## Begin
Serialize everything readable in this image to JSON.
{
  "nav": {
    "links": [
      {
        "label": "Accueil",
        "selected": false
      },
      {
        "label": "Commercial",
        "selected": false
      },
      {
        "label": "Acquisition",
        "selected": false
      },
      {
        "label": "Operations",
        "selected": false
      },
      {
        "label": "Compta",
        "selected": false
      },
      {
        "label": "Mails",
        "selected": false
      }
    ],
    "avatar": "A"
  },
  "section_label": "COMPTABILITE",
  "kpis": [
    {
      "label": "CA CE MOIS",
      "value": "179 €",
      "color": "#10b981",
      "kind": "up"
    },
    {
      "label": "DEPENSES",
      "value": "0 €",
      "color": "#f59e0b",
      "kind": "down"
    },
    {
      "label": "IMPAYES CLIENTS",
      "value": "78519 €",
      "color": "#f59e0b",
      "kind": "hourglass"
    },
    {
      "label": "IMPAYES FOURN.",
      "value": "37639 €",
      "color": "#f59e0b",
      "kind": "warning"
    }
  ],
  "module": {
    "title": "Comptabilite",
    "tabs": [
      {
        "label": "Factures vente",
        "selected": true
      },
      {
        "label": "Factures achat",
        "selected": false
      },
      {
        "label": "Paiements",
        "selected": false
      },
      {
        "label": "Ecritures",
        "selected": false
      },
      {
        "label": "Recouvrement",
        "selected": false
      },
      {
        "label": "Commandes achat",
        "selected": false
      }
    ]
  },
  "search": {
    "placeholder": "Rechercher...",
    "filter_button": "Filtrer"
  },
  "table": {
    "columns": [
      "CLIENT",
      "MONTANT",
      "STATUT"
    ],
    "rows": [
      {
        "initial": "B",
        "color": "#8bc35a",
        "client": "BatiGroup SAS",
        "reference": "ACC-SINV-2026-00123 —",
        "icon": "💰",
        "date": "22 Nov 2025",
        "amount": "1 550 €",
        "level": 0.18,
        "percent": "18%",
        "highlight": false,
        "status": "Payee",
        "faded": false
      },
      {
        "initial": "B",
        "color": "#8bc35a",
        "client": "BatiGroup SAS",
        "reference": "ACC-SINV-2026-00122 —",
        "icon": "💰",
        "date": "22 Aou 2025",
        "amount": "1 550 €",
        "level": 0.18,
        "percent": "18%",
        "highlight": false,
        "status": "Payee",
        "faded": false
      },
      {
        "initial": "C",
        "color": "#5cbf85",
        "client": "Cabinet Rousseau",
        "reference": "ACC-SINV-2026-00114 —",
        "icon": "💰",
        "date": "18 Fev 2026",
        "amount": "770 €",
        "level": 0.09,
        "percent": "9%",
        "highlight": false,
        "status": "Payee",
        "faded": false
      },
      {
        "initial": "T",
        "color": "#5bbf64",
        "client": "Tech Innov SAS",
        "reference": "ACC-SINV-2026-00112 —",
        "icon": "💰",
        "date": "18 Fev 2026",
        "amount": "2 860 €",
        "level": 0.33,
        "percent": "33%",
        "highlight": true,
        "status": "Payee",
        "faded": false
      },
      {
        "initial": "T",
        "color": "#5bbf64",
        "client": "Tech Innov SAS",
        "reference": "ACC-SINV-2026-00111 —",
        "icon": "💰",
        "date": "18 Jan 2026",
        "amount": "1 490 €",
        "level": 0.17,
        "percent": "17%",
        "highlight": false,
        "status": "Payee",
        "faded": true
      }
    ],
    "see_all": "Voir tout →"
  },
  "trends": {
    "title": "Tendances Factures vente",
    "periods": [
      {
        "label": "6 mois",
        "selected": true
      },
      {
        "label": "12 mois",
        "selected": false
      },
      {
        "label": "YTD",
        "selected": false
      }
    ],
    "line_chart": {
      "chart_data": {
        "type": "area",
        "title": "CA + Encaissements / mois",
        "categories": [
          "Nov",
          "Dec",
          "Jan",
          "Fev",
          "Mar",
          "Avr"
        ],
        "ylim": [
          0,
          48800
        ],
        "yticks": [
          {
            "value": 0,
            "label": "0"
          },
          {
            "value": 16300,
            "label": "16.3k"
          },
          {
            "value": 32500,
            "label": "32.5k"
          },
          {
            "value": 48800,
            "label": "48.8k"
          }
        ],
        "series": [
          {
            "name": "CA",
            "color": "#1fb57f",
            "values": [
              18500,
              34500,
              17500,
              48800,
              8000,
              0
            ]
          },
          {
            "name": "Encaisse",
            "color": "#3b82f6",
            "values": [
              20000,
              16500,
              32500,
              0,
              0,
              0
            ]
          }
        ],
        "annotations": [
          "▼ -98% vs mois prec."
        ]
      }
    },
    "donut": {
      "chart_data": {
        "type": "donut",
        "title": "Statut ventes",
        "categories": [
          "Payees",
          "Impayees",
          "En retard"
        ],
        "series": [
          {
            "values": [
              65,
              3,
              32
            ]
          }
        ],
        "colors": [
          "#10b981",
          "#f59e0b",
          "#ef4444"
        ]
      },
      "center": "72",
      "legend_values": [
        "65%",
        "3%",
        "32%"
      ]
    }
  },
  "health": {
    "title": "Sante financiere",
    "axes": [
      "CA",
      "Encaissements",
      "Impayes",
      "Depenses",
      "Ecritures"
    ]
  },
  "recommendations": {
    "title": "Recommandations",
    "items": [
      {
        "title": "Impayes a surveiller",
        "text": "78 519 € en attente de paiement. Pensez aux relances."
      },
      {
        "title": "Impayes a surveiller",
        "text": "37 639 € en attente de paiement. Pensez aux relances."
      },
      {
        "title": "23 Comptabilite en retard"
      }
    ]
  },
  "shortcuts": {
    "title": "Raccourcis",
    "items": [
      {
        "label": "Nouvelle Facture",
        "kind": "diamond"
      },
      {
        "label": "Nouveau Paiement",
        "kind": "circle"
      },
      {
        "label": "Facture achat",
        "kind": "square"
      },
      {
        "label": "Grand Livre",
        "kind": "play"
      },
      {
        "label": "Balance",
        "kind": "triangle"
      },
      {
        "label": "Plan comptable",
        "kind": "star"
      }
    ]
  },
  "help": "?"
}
## End
What you need to do :: Scan the listing above. Collect all lines with the word "SINV".

Finished task ::
        "reference": "ACC-SINV-2026-00123 —",
        "reference": "ACC-SINV-2026-00122 —",
        "reference": "ACC-SINV-2026-00114 —",
        "reference": "ACC-SINV-2026-00112 —",
        "reference": "ACC-SINV-2026-00111 —",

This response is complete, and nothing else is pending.